Problem to solve >> Extract every line that contains the string "واتفق".

Stored data >>
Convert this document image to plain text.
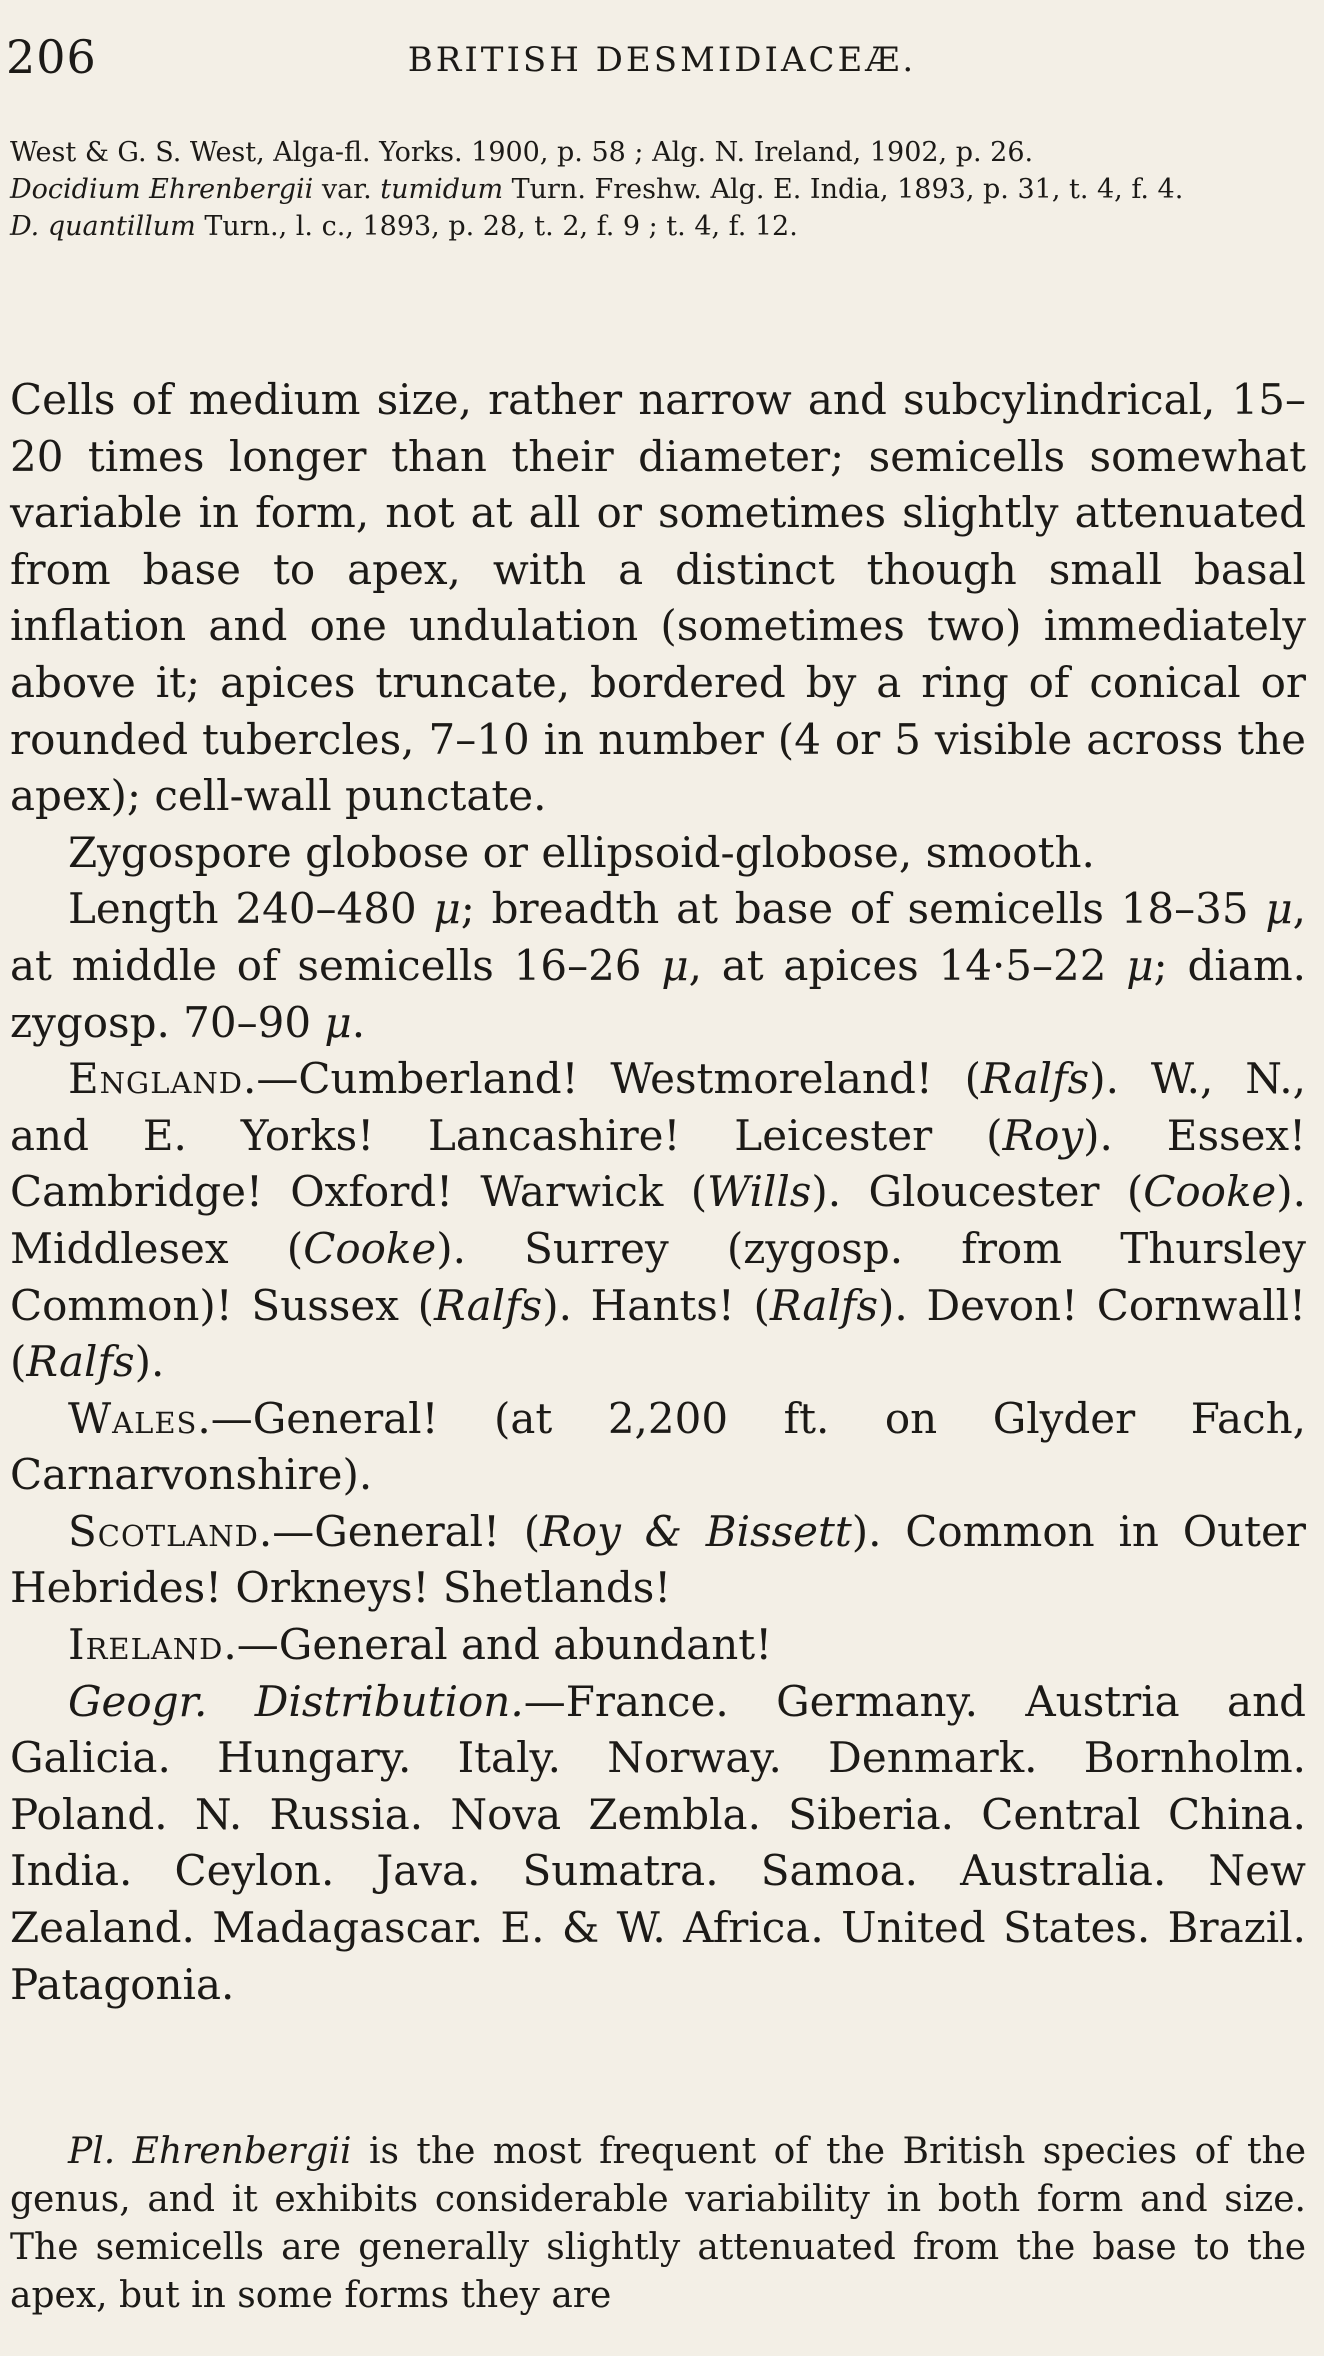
206	BRITISH DESMIDIACEÆ.

West & G. S. West, Alga-fl. Yorks. 1900, p. 58 ; Alg. N. Ireland, 1902, p. 26.

Docidium Ehrenbergii var. tumidum Turn. Freshw. Alg. E. India, 1893, p. 31, t. 4, f. 4.

D. quantillum Turn., l. c., 1893, p. 28, t. 2, f. 9 ; t. 4, f. 12.

Cells of medium size, rather narrow and subcylindrical, 15–20 times longer than their diameter; semicells somewhat variable in form, not at all or sometimes slightly attenuated from base to apex, with a distinct though small basal inflation and one undulation (sometimes two) immediately above it; apices truncate, bordered by a ring of conical or rounded tubercles, 7–10 in number (4 or 5 visible across the apex); cell-wall punctate.

Zygospore globose or ellipsoid-globose, smooth.

Length 240–480 μ; breadth at base of semicells 18–35 μ, at middle of semicells 16–26 μ, at apices 14·5–22 μ; diam. zygosp. 70–90 μ.

England.—Cumberland! Westmoreland! (Ralfs). W., N., and E. Yorks! Lancashire! Leicester (Roy). Essex! Cambridge! Oxford! Warwick (Wills). Gloucester (Cooke). Middlesex (Cooke). Surrey (zygosp. from Thursley Common)! Sussex (Ralfs). Hants! (Ralfs). Devon! Cornwall! (Ralfs).

Wales.—General! (at 2,200 ft. on Glyder Fach, Carnarvonshire).

Scotland.—General! (Roy & Bissett). Common in Outer Hebrides! Orkneys! Shetlands!

Ireland.—General and abundant!

Geogr. Distribution.—France. Germany. Austria and Galicia. Hungary. Italy. Norway. Denmark. Bornholm. Poland. N. Russia. Nova Zembla. Siberia. Central China. India. Ceylon. Java. Sumatra. Samoa. Australia. New Zealand. Madagascar. E. & W. Africa. United States. Brazil. Patagonia.

Pl. Ehrenbergii is the most frequent of the British species of the genus, and it exhibits considerable variability in both form and size. The semicells are generally slightly attenuated from the base to the apex, but in some forms they are
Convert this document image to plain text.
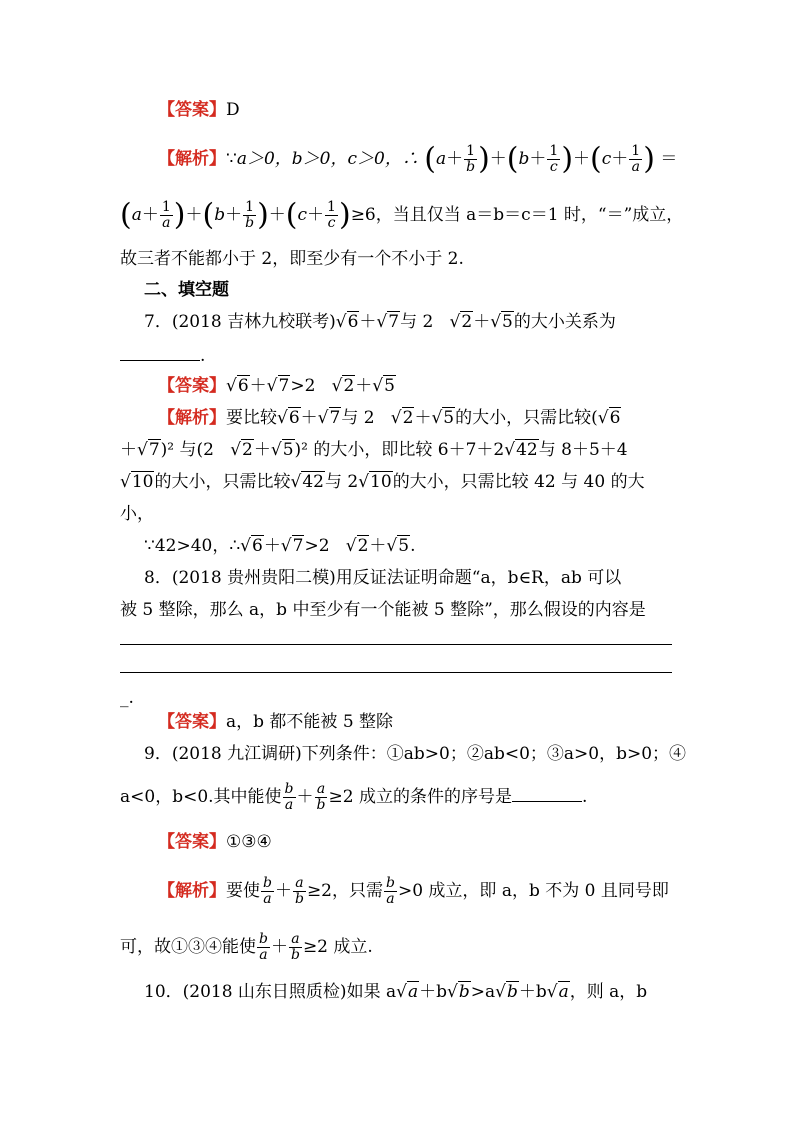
【答案】D
【解析】∵a＞0，b＞0，c＞0，∴ $(a+ \frac{1}{b} )+(b+ \frac{1}{c} )+(c+ \frac{1}{a}$ ) ＝
$(a+ \frac{1}{a} )+(b+ \frac{1}{b} )+(c+ \frac{1}{c} )\ge 6$，当且仅当 a＝b＝c＝1 时，“＝”成立，
故三者不能都小于 2，即至少有一个不小于 2.
二、填空题
7．(2018 吉林九校联考)√6＋√7与 2   √2＋√5的大小关系为
.
【答案】√6＋√7>2   √2＋√5
【解析】要比较√6＋√7与 2   √2＋√5的大小，只需比较(√6
＋√7)² 与(2   √2＋√5)² 的大小，即比较 6＋7＋2√42与 8＋5＋4
√10的大小，只需比较√42与 2√10的大小，只需比较 42 与 40 的大
小，
∵42>40，∴√6＋√7>2   √2＋√5.
8．(2018 贵州贵阳二模)用反证法证明命题“a，b∈R，ab 可以
被 5 整除，那么 a，b 中至少有一个能被 5 整除”，那么假设的内容是
_.
【答案】a，b 都不能被 5 整除
9．(2018 九江调研)下列条件：①ab>0；②ab<0；③a>0，b>0；④
a<0，b<0.其中能使 $\frac{b}{a} + \frac{a}{b} \ge 2$ 成立的条件的序号是	.
【答案】①③④
【解析】要使 $\frac{b}{a} + \frac{a}{b} \ge 2$，只需 $\frac{b}{a} >0$ 成立，即 a，b 不为 0 且同号即
可，故①③④能使 $\frac{b}{a} + \frac{a}{b} \ge 2$ 成立.
10．(2018 山东日照质检)如果 a√a＋b√b>a√b＋b√a，则 a，b
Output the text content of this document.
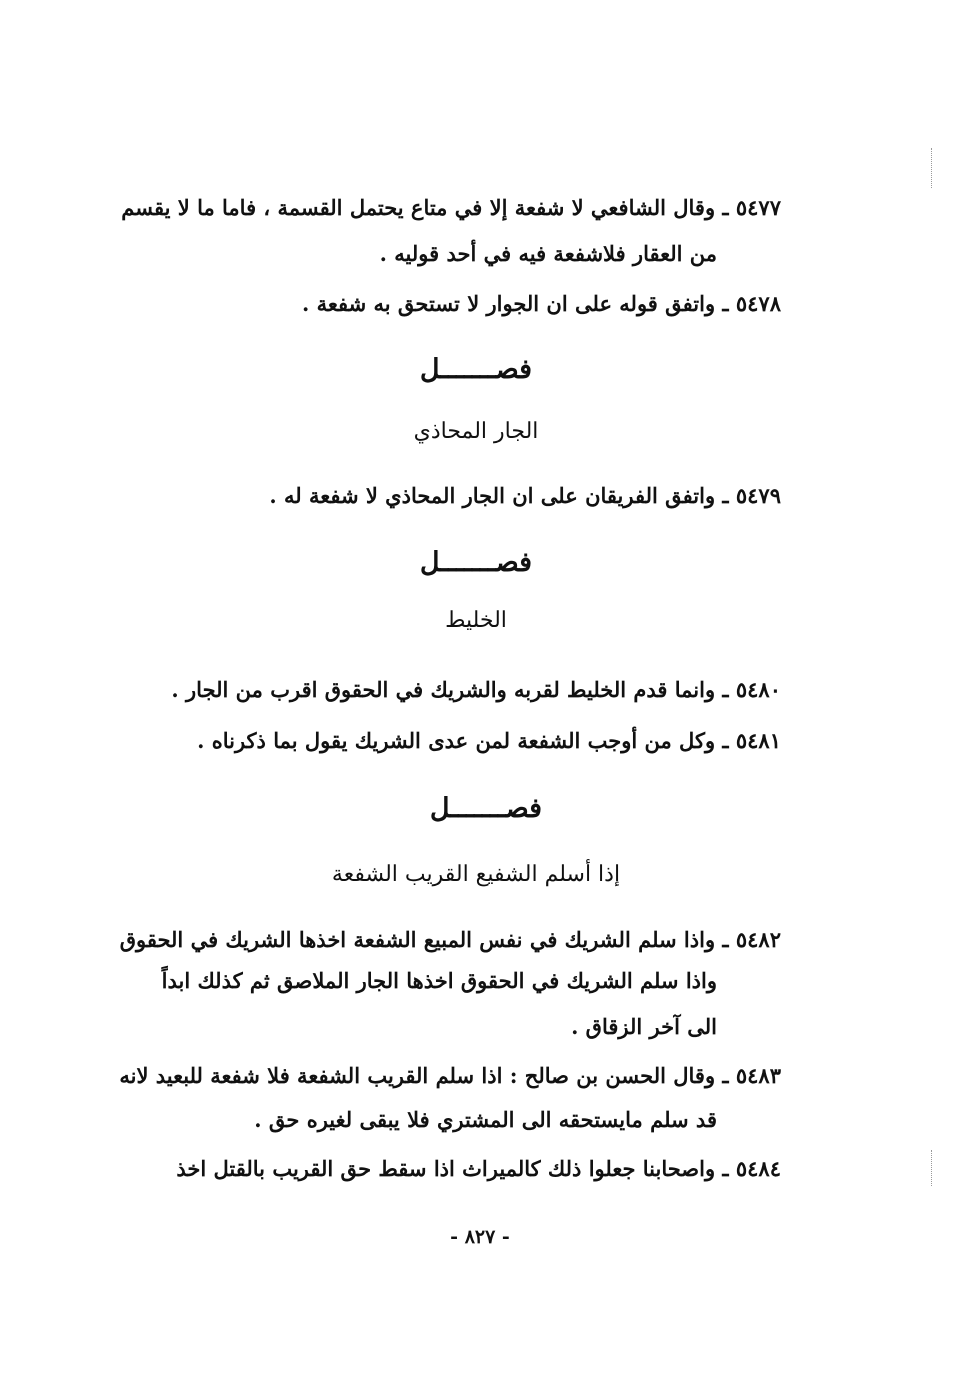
٥٤٧٧ ـ وقال الشافعي لا شفعة إلا في متاع يحتمل القسمة ، فاما ما لا يقسم
من العقار فلاشفعة فيه في أحد قوليه .
٥٤٧٨ ـ واتفق قوله على ان الجوار لا تستحق به شفعة .
فصـــــــل
الجار المحاذي
٥٤٧٩ ـ واتفق الفريقان على ان الجار المحاذي لا شفعة له .
فصـــــــل
الخليط
٥٤٨٠ ـ وانما قدم الخليط لقربه والشريك في الحقوق اقرب من الجار .
٥٤٨١ ـ وكل من أوجب الشفعة لمن عدى الشريك يقول بما ذكرناه .
فصـــــــل
إذا أسلم الشفيع القريب الشفعة
٥٤٨٢ ـ واذا سلم الشريك في نفس المبيع الشفعة اخذها الشريك في الحقوق
واذا سلم الشريك في الحقوق اخذها الجار الملاصق ثم كذلك ابداً
الى آخر الزقاق .
٥٤٨٣ ـ وقال الحسن بن صالح : اذا سلم القريب الشفعة فلا شفعة للبعيد لانه
قد سلم مايستحقه الى المشتري فلا يبقى لغيره حق .
٥٤٨٤ ـ واصحابنا جعلوا ذلك كالميراث اذا سقط حق القريب بالقتل اخذ
- ٨٢٧ -
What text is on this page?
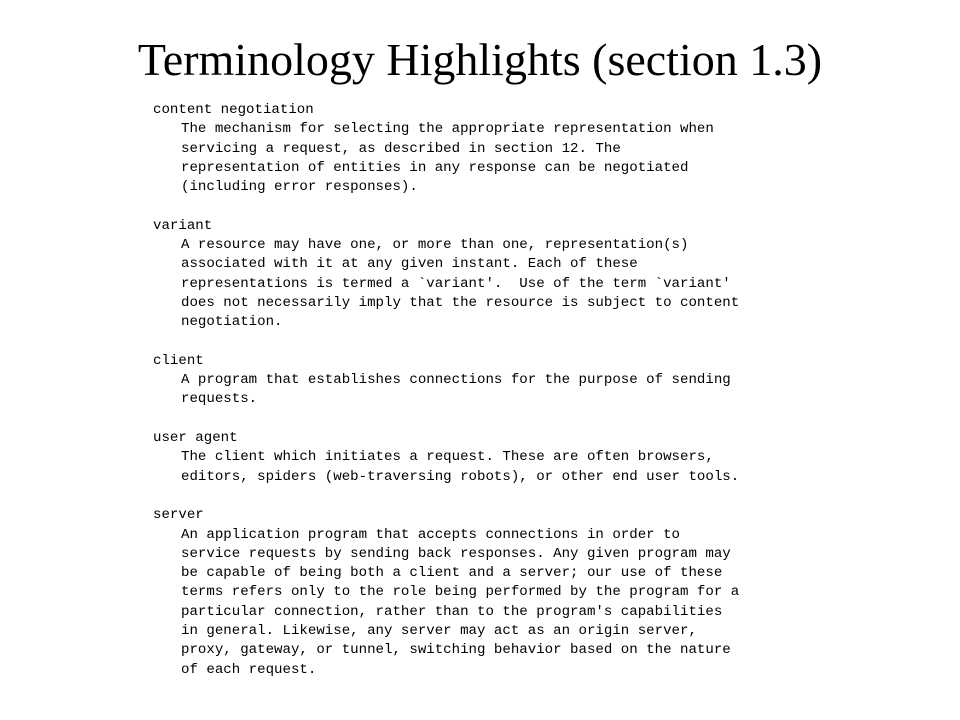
Terminology Highlights (section 1.3)
content negotiation
The mechanism for selecting the appropriate representation when
servicing a request, as described in section 12. The
representation of entities in any response can be negotiated
(including error responses).
variant
A resource may have one, or more than one, representation(s)
associated with it at any given instant. Each of these
representations is termed a `variant'.  Use of the term `variant'
does not necessarily imply that the resource is subject to content
negotiation.
client
A program that establishes connections for the purpose of sending
requests.
user agent
The client which initiates a request. These are often browsers,
editors, spiders (web-traversing robots), or other end user tools.
server
An application program that accepts connections in order to
service requests by sending back responses. Any given program may
be capable of being both a client and a server; our use of these
terms refers only to the role being performed by the program for a
particular connection, rather than to the program's capabilities
in general. Likewise, any server may act as an origin server,
proxy, gateway, or tunnel, switching behavior based on the nature
of each request.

Solution below >>
٥٤٧٨ ـ واتفق قوله على ان الجوار لا تستحق به شفعة .
٥٤٧٩ ـ واتفق الفريقان على ان الجار المحاذي لا شفعة له .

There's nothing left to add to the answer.